WRITTEN REQUEST – Find the word "type" in the material below and gather every line that contains it.

DATA FOR THIS EXERCISE –
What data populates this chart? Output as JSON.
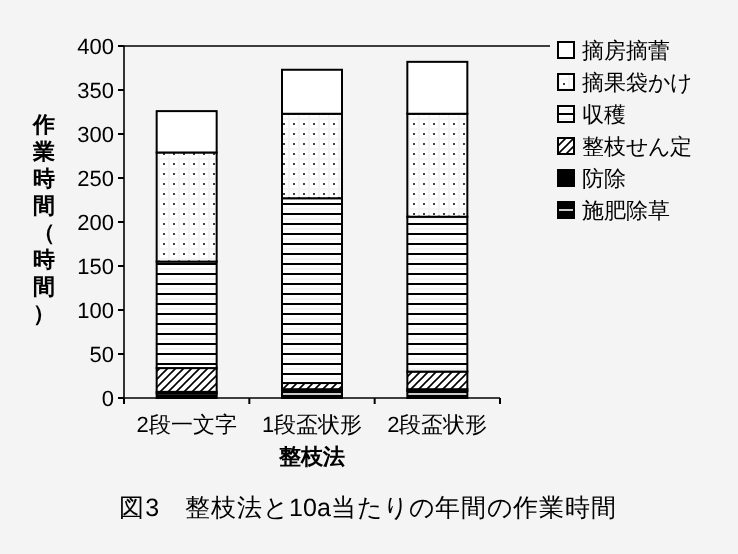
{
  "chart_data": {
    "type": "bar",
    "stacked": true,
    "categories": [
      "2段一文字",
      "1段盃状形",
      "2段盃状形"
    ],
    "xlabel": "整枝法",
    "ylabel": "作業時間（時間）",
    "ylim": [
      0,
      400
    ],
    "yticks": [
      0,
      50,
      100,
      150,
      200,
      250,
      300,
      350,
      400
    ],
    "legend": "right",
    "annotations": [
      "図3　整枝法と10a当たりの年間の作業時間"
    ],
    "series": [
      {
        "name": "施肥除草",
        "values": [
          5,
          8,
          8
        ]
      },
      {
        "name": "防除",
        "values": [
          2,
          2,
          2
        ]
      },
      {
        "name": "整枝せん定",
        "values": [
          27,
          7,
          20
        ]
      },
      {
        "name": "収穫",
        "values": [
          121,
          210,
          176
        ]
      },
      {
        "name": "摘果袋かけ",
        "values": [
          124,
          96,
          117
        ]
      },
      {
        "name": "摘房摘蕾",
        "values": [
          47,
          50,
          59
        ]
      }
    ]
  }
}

...

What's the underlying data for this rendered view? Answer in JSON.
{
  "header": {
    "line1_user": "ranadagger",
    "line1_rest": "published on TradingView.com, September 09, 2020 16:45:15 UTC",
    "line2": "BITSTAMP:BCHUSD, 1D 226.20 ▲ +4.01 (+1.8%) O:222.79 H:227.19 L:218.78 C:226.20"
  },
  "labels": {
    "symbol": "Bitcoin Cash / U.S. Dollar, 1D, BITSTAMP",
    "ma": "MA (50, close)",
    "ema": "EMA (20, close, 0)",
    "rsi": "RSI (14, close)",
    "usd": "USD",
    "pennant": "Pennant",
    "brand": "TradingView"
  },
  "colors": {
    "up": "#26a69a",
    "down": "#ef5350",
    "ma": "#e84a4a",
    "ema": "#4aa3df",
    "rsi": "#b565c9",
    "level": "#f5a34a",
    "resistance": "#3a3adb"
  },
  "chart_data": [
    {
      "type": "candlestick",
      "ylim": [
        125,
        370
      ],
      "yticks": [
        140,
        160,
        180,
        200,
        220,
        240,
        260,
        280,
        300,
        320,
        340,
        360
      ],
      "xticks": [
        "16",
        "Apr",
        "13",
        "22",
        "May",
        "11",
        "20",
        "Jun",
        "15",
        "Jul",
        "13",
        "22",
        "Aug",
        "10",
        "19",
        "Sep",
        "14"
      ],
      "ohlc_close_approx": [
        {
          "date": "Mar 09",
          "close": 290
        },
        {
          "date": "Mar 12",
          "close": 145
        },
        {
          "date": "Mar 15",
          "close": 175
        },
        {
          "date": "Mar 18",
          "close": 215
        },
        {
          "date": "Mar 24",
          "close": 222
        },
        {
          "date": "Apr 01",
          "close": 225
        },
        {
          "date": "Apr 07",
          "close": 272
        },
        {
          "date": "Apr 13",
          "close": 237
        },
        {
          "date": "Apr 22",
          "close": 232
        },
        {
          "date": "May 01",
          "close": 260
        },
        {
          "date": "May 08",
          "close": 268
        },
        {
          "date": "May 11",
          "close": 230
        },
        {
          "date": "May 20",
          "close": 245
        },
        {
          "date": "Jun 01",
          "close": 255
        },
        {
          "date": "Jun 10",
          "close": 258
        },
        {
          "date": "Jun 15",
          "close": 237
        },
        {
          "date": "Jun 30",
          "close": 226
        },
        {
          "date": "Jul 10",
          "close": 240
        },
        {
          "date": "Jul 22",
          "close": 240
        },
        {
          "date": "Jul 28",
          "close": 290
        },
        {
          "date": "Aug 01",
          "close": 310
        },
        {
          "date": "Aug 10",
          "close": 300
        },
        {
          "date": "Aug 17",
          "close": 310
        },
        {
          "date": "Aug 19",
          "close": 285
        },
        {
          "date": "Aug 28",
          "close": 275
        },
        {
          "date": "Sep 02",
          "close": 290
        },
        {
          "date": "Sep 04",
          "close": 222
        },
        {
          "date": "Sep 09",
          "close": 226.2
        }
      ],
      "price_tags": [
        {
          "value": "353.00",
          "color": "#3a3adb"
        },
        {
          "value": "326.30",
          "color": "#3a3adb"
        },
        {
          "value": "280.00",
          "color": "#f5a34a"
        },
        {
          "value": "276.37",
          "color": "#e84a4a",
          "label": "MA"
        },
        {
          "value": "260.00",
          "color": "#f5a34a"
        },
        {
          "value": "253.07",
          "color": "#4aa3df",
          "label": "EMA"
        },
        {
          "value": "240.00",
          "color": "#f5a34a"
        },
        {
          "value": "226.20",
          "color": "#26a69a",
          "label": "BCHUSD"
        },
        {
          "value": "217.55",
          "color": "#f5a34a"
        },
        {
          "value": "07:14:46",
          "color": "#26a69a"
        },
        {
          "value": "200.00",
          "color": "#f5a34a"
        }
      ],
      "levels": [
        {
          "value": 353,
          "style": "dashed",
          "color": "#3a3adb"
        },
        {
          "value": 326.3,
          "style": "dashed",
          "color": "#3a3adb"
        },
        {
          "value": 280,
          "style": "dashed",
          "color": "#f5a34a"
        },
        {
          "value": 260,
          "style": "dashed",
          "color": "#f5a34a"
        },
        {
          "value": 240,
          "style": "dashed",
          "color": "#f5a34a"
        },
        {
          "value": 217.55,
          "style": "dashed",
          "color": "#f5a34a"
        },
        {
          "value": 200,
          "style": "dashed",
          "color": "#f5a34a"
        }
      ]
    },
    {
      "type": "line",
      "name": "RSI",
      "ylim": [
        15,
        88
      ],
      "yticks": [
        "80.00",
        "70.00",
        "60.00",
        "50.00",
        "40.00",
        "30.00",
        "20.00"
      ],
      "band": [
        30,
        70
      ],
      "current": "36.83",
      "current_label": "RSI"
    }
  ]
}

SOLVED EXERCISE –
    "type": "bar",
      "type": "candlestick",
      "type": "line",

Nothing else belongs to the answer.